··· Provided material ···

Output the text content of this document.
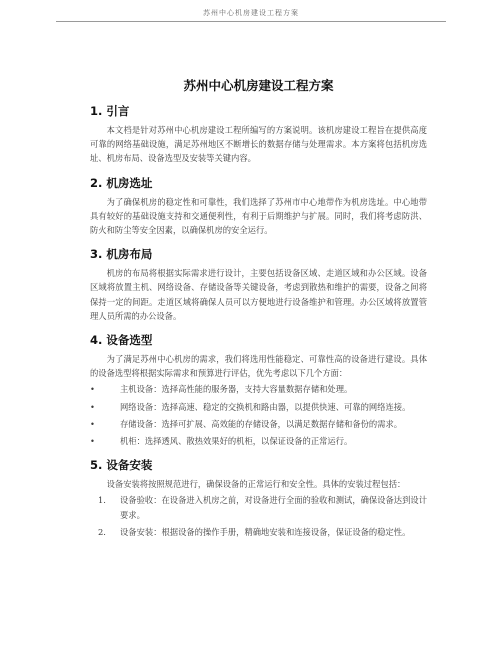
苏州中心机房建设工程方案
苏州中心机房建设工程方案
1. 引言

本文档是针对苏州中心机房建设工程所编写的方案说明。该机房建设工程旨在提供高度可靠的网络基础设施，满足苏州地区不断增长的数据存储与处理需求。本方案将包括机房选址、机房布局、设备选型及安装等关键内容。

2. 机房选址

为了确保机房的稳定性和可靠性，我们选择了苏州市中心地带作为机房选址。中心地带具有较好的基础设施支持和交通便利性，有利于后期维护与扩展。同时，我们将考虑防洪、防火和防尘等安全因素，以确保机房的安全运行。

3. 机房布局

机房的布局将根据实际需求进行设计，主要包括设备区域、走道区域和办公区域。设备区域将放置主机、网络设备、存储设备等关键设备，考虑到散热和维护的需要，设备之间将保持一定的间距。走道区域将确保人员可以方便地进行设备维护和管理。办公区域将放置管理人员所需的办公设备。

4. 设备选型

为了满足苏州中心机房的需求，我们将选用性能稳定、可靠性高的设备进行建设。具体的设备选型将根据实际需求和预算进行评估，优先考虑以下几个方面：

•	主机设备：选择高性能的服务器，支持大容量数据存储和处理。
•	网络设备：选择高速、稳定的交换机和路由器，以提供快速、可靠的网络连接。
•	存储设备：选择可扩展、高效能的存储设备，以满足数据存储和备份的需求。
•	机柜：选择透风、散热效果好的机柜，以保证设备的正常运行。
5. 设备安装

设备安装将按照规范进行，确保设备的正常运行和安全性。具体的安装过程包括：

1. 设备验收：在设备进入机房之前，对设备进行全面的验收和测试，确保设备达到设计要求。
2. 设备安装：根据设备的操作手册，精确地安装和连接设备，保证设备的稳定性。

···

Select all lines in the listing that include the word "机房布局".

**Final result:**
本文档是针对苏州中心机房建设工程所编写的方案说明。该机房建设工程旨在提供高度可靠的网络基础设施，满足苏州地区不断增长的数据存储与处理需求。本方案将包括机房选址、机房布局、设备选型及安装等关键内容。
3. 机房布局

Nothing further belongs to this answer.